• **What you need to do**
Determine how many lines carry the word "from". Output that number only.

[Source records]
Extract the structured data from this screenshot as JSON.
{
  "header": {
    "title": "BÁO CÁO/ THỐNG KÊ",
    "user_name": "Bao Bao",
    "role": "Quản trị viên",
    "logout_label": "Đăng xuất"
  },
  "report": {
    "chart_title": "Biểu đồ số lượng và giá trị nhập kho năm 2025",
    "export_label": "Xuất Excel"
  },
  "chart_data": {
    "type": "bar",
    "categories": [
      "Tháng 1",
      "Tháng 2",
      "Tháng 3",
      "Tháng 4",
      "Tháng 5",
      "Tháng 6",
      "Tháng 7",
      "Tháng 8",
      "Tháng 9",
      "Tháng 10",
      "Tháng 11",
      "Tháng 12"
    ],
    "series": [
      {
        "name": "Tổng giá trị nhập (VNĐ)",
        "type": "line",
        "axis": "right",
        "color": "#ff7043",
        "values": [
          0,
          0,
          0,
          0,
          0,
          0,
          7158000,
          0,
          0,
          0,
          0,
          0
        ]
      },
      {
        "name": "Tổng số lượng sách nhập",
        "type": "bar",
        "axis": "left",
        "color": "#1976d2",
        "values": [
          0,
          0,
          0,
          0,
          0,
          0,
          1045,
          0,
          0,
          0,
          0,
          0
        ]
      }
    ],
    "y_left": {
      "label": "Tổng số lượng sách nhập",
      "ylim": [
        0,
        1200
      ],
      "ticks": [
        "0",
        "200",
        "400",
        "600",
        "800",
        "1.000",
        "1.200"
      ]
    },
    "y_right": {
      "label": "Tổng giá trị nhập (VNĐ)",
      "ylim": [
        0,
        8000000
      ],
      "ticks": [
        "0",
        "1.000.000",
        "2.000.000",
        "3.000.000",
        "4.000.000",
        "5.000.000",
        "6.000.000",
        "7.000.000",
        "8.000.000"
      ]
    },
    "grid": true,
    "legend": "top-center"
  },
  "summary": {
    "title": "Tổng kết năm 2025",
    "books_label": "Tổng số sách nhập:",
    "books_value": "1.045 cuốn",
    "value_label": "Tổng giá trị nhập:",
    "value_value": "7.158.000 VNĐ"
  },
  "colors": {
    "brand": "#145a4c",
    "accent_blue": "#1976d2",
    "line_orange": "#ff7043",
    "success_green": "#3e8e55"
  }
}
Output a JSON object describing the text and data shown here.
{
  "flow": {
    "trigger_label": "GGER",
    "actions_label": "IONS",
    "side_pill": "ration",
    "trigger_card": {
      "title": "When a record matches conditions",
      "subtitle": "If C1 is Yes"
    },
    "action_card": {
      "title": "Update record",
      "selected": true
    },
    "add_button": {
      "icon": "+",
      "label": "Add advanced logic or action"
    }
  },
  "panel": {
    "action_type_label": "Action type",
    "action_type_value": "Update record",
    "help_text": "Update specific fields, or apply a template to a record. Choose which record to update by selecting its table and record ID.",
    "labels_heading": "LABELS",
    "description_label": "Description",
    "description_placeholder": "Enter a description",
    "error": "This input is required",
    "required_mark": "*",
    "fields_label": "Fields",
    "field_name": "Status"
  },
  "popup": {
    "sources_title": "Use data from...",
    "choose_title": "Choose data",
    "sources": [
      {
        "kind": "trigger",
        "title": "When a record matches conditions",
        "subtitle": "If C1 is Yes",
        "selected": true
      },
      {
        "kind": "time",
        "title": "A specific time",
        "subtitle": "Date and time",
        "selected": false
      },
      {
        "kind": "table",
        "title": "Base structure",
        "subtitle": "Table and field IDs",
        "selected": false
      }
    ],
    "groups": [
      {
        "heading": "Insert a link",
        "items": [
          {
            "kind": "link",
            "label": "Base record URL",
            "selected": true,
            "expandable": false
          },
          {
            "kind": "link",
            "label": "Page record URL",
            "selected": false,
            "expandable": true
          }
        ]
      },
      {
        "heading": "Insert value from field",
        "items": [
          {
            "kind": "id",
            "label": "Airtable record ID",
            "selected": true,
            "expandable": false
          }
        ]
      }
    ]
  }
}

• **Solution for this task**
3